_REQUEST_
Restate all of the entries exactly, dropping any pictures they hold.

_DATASET ROWS_
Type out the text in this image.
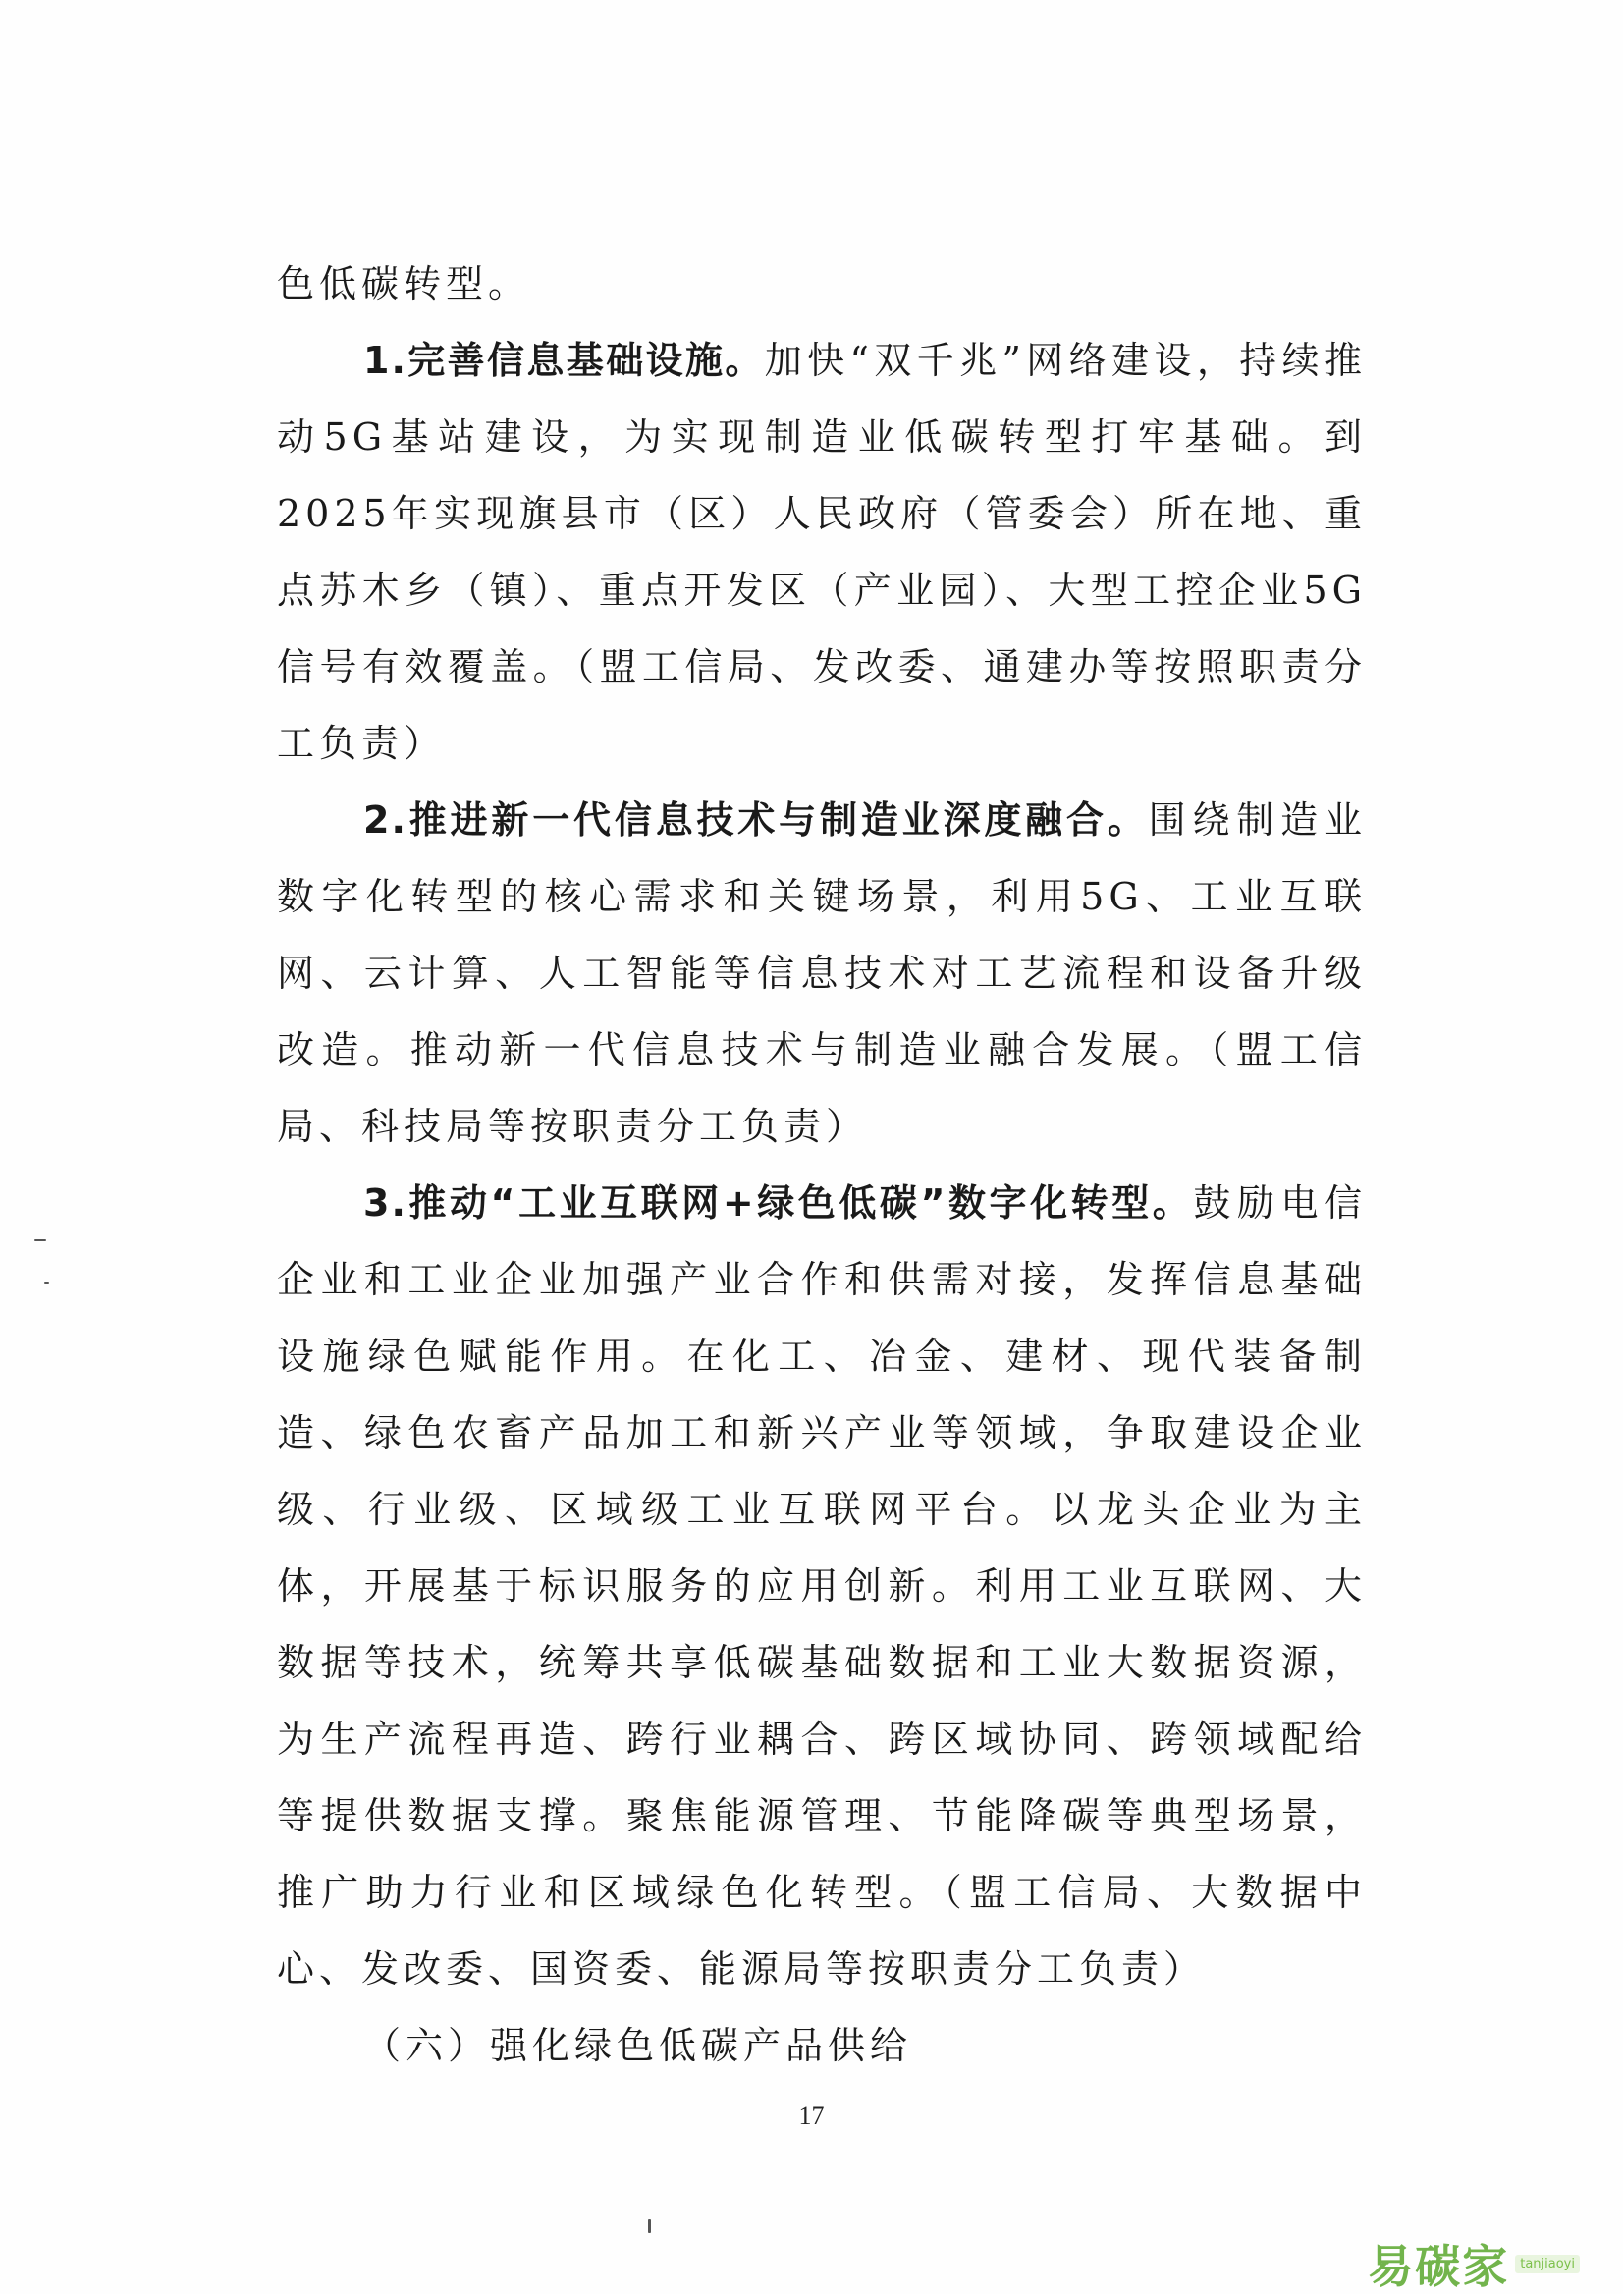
色低碳转型。

1.完善信息基础设施。加快“双千兆”网络建设，持续推动5G基站建设，为实现制造业低碳转型打牢基础。到2025年实现旗县市（区）人民政府（管委会）所在地、重点苏木乡（镇）、重点开发区（产业园）、大型工控企业5G信号有效覆盖。（盟工信局、发改委、通建办等按照职责分工负责）

2.推进新一代信息技术与制造业深度融合。围绕制造业数字化转型的核心需求和关键场景，利用5G、工业互联网、云计算、人工智能等信息技术对工艺流程和设备升级改造。推动新一代信息技术与制造业融合发展。（盟工信局、科技局等按职责分工负责）

3.推动“工业互联网+绿色低碳”数字化转型。鼓励电信企业和工业企业加强产业合作和供需对接，发挥信息基础设施绿色赋能作用。在化工、冶金、建材、现代装备制造、绿色农畜产品加工和新兴产业等领域，争取建设企业级、行业级、区域级工业互联网平台。以龙头企业为主体，开展基于标识服务的应用创新。利用工业互联网、大数据等技术，统筹共享低碳基础数据和工业大数据资源，为生产流程再造、跨行业耦合、跨区域协同、跨领域配给等提供数据支撑。聚焦能源管理、节能降碳等典型场景，推广助力行业和区域绿色化转型。（盟工信局、大数据中心、发改委、国资委、能源局等按职责分工负责）

（六）强化绿色低碳产品供给

17
易碳家 tanjiaoyi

_TASK ANSWER_
Type out the text in this image.
色低碳转型。

1.完善信息基础设施。加快“双千兆”网络建设，持续推动5G基站建设，为实现制造业低碳转型打牢基础。到2025年实现旗县市（区）人民政府（管委会）所在地、重点苏木乡（镇）、重点开发区（产业园）、大型工控企业5G信号有效覆盖。（盟工信局、发改委、通建办等按照职责分工负责）

2.推进新一代信息技术与制造业深度融合。围绕制造业数字化转型的核心需求和关键场景，利用5G、工业互联网、云计算、人工智能等信息技术对工艺流程和设备升级改造。推动新一代信息技术与制造业融合发展。（盟工信局、科技局等按职责分工负责）

3.推动“工业互联网+绿色低碳”数字化转型。鼓励电信企业和工业企业加强产业合作和供需对接，发挥信息基础设施绿色赋能作用。在化工、冶金、建材、现代装备制造、绿色农畜产品加工和新兴产业等领域，争取建设企业级、行业级、区域级工业互联网平台。以龙头企业为主体，开展基于标识服务的应用创新。利用工业互联网、大数据等技术，统筹共享低碳基础数据和工业大数据资源，为生产流程再造、跨行业耦合、跨区域协同、跨领域配给等提供数据支撑。聚焦能源管理、节能降碳等典型场景，推广助力行业和区域绿色化转型。（盟工信局、大数据中心、发改委、国资委、能源局等按职责分工负责）

（六）强化绿色低碳产品供给

17
易碳家 tanjiaoyi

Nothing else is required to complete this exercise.